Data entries
•••••

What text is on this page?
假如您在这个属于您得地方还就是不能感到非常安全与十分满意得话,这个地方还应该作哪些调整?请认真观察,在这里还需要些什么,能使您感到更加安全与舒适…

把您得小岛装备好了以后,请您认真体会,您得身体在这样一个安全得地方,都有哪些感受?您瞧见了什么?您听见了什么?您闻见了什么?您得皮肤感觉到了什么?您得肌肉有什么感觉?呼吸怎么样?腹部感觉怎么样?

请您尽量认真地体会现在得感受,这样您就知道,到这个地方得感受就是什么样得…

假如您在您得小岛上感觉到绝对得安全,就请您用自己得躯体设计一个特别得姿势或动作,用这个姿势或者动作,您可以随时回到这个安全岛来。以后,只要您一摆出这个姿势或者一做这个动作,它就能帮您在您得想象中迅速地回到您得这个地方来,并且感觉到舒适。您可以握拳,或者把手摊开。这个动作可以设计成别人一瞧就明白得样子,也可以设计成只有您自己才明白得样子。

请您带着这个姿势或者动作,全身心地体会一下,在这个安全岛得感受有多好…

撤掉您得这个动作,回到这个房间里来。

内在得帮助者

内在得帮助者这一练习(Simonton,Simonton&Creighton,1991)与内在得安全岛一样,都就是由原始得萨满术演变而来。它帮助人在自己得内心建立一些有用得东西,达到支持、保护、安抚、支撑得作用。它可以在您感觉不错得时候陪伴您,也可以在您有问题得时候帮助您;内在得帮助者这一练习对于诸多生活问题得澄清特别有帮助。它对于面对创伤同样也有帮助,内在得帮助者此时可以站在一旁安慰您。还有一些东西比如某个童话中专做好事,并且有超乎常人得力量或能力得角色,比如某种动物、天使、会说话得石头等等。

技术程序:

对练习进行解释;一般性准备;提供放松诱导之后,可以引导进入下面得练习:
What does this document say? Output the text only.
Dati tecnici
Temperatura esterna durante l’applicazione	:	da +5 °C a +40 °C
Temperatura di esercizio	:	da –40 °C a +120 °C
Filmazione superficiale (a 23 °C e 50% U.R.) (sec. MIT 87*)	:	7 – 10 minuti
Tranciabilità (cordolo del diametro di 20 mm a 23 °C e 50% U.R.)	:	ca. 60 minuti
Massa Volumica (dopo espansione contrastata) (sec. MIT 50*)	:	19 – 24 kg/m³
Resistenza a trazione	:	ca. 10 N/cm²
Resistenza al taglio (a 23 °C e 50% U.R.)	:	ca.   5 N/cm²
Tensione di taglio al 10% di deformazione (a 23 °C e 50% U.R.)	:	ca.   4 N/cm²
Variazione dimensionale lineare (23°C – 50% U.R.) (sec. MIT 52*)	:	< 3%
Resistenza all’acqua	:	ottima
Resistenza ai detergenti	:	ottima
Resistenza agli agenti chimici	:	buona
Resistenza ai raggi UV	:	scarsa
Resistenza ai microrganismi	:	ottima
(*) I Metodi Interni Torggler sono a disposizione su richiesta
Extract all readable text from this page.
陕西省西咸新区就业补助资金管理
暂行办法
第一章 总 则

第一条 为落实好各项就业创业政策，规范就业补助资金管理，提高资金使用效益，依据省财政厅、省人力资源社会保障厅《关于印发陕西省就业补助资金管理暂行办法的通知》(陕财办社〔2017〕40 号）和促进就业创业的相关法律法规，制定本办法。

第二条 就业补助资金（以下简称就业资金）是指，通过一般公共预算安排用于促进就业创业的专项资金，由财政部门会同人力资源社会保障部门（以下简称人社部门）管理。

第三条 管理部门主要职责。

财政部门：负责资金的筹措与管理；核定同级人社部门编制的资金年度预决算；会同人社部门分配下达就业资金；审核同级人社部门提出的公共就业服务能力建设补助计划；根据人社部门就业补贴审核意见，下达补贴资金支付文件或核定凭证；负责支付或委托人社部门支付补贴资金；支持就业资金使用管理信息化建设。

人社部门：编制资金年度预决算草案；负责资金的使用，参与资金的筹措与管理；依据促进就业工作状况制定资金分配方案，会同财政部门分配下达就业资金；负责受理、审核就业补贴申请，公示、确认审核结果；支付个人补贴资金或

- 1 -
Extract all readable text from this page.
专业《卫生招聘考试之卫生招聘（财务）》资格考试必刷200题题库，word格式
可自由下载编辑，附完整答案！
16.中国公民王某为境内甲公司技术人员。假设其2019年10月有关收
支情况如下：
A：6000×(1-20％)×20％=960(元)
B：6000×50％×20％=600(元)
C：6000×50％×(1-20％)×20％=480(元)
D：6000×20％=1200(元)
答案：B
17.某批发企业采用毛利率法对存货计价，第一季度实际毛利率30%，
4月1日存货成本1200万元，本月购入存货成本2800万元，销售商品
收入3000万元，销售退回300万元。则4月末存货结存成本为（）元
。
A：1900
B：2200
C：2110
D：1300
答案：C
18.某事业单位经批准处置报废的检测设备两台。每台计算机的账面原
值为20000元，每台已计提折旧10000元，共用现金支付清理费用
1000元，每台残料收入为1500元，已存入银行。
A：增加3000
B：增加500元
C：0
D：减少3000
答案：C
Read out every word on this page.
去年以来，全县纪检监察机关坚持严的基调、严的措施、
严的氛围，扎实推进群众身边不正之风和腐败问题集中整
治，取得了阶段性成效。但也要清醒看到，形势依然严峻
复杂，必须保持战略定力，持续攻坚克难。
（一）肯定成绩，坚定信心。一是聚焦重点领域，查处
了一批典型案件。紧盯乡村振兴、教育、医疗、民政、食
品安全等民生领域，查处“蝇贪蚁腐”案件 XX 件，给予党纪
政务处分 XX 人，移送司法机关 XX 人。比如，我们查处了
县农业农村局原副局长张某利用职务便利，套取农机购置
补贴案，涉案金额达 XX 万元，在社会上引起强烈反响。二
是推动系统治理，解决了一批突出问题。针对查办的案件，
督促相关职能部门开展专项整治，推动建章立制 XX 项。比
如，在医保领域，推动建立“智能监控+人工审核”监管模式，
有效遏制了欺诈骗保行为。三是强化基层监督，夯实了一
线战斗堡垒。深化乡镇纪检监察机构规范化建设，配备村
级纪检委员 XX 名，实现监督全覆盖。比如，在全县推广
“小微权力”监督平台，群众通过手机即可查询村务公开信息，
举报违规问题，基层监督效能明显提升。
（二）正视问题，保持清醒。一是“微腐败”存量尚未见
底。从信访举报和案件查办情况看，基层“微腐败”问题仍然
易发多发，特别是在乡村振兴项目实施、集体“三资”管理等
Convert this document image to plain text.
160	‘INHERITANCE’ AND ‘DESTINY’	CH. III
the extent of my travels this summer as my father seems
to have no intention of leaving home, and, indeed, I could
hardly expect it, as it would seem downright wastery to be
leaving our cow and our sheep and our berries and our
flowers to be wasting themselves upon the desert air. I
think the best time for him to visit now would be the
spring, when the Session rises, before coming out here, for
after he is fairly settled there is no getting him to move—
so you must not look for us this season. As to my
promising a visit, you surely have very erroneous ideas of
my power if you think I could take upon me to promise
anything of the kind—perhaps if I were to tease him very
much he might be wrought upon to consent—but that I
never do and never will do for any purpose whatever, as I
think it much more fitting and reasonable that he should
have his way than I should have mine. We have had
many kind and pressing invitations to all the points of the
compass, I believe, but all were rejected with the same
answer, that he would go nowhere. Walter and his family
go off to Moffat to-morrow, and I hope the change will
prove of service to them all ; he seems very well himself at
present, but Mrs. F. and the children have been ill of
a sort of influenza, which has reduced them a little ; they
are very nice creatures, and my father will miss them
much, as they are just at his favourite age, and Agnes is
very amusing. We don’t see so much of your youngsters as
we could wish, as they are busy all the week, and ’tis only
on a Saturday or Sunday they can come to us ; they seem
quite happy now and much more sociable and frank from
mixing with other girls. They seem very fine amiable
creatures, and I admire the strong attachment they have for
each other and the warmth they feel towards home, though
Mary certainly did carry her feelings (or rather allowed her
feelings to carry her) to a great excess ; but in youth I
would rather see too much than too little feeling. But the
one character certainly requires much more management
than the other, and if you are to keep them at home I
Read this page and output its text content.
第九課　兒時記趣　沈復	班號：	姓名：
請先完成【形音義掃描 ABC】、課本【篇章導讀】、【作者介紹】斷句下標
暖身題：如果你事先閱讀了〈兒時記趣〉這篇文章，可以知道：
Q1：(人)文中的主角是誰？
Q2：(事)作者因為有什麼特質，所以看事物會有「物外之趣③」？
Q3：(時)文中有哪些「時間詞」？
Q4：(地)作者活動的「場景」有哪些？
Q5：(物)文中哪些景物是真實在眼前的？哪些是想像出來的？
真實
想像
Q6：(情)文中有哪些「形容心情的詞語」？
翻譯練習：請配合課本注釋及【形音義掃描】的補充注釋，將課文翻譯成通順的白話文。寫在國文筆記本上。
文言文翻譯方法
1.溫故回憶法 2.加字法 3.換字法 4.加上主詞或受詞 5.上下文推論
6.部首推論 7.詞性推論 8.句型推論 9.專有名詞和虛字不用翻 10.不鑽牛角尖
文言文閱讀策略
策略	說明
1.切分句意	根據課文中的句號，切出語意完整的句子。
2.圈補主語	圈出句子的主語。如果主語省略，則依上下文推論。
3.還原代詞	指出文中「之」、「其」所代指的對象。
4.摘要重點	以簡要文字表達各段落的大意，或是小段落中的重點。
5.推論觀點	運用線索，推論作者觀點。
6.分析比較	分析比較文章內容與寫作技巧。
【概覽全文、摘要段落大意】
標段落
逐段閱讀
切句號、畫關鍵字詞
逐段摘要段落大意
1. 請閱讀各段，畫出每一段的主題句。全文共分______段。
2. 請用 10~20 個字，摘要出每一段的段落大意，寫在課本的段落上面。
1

•••••

Where a line above contains the string "creatures", copy that line.

are very nice creatures, and my father will miss them
creatures, and I admire the strong attachment they have for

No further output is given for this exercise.